- **Goal**:
Determine how many lines below hold the string "List". Reply with the number alone.

======== Record excerpts

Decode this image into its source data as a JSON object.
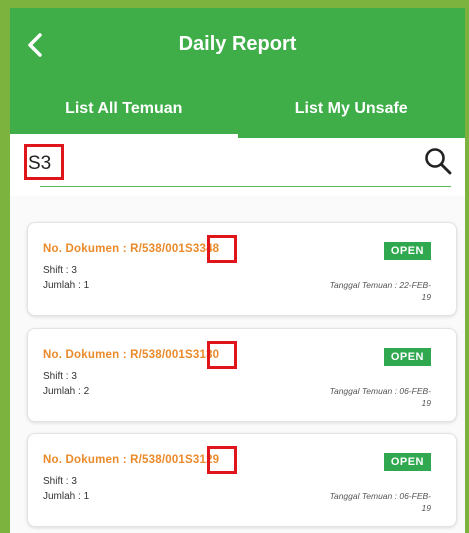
{
  "header": {
    "title": "Daily Report"
  },
  "tabs": [
    {
      "label": "List All Temuan",
      "active": true
    },
    {
      "label": "List My Unsafe",
      "active": false
    }
  ],
  "search": {
    "value": "S3"
  },
  "cards": [
    {
      "doc_prefix": "No. Dokumen : R/538/001",
      "doc_highlight": "S3",
      "doc_suffix": "348",
      "shift": "Shift : 3",
      "jumlah": "Jumlah : 1",
      "status": "OPEN",
      "date": "Tanggal Temuan : 22-FEB-19"
    },
    {
      "doc_prefix": "No. Dokumen : R/538/001",
      "doc_highlight": "S3",
      "doc_suffix": "130",
      "shift": "Shift : 3",
      "jumlah": "Jumlah : 2",
      "status": "OPEN",
      "date": "Tanggal Temuan : 06-FEB-19"
    },
    {
      "doc_prefix": "No. Dokumen : R/538/001",
      "doc_highlight": "S3",
      "doc_suffix": "129",
      "shift": "Shift : 3",
      "jumlah": "Jumlah : 1",
      "status": "OPEN",
      "date": "Tanggal Temuan : 06-FEB-19"
    }
  ],
  "colors": {
    "primary": "#3fae49",
    "doc_number": "#ea8a2a",
    "status_open": "#2fa84f",
    "highlight_box": "#e0151c"
  }
}
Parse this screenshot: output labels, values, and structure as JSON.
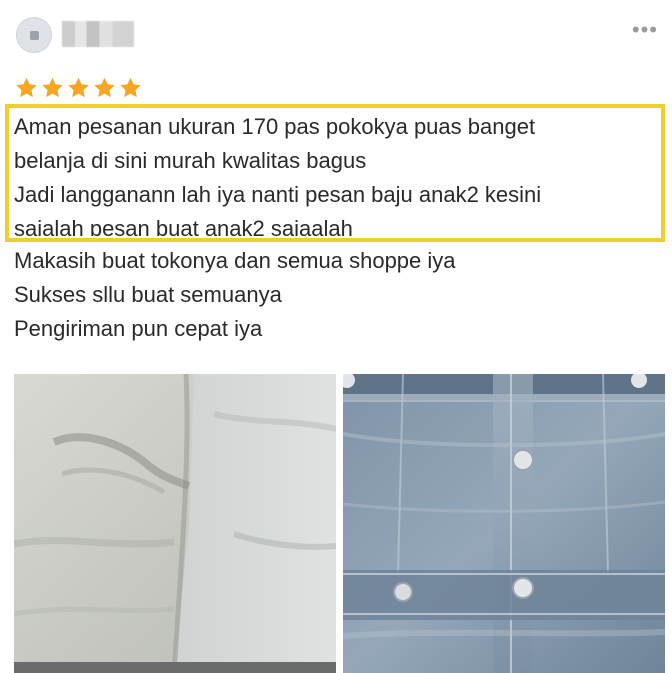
{
  "review": {
    "username": "",
    "rating": 5,
    "max_rating": 5,
    "highlighted_lines": [
      "Aman pesanan ukuran 170 pas pokokya puas banget",
      "belanja di sini murah kwalitas bagus",
      "Jadi langganann lah iya nanti pesan baju anak2 kesini",
      "sajalah pesan buat anak2 sajaalah"
    ],
    "lines": [
      "Makasih buat tokonya dan semua shoppe iya",
      "Sukses sllu buat semuanya",
      "Pengiriman pun cepat iya"
    ]
  },
  "icons": {
    "star": "star-icon",
    "more": "more-dots-icon",
    "avatar": "avatar"
  },
  "colors": {
    "star": "#f6a623",
    "highlight_border": "#f0cf2a",
    "text": "#2a2a2a"
  }
}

================

- **Output**:
2